- Exercise brief
Reply with one number only: the count of lines below that contain the word "time".

- Provided information
>> Begin
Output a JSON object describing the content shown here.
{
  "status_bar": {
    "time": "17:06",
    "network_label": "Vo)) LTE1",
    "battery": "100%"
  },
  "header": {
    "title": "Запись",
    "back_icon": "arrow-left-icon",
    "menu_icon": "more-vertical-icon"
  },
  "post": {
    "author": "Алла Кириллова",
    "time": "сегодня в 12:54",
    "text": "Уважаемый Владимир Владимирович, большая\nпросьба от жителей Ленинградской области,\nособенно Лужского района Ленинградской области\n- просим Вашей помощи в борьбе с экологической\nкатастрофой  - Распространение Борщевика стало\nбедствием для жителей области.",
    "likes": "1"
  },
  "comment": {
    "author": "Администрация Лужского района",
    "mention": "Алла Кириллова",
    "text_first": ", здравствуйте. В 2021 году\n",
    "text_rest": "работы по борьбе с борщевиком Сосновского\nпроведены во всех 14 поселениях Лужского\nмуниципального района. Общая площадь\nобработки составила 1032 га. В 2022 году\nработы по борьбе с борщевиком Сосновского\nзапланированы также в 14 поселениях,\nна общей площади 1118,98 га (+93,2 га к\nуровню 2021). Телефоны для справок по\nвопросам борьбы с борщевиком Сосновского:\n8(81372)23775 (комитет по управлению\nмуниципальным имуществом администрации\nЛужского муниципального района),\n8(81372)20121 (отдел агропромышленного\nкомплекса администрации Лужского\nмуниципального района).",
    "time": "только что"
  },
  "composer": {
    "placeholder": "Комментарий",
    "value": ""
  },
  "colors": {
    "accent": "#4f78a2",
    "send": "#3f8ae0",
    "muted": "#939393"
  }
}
>> End
- Result of the exercise
3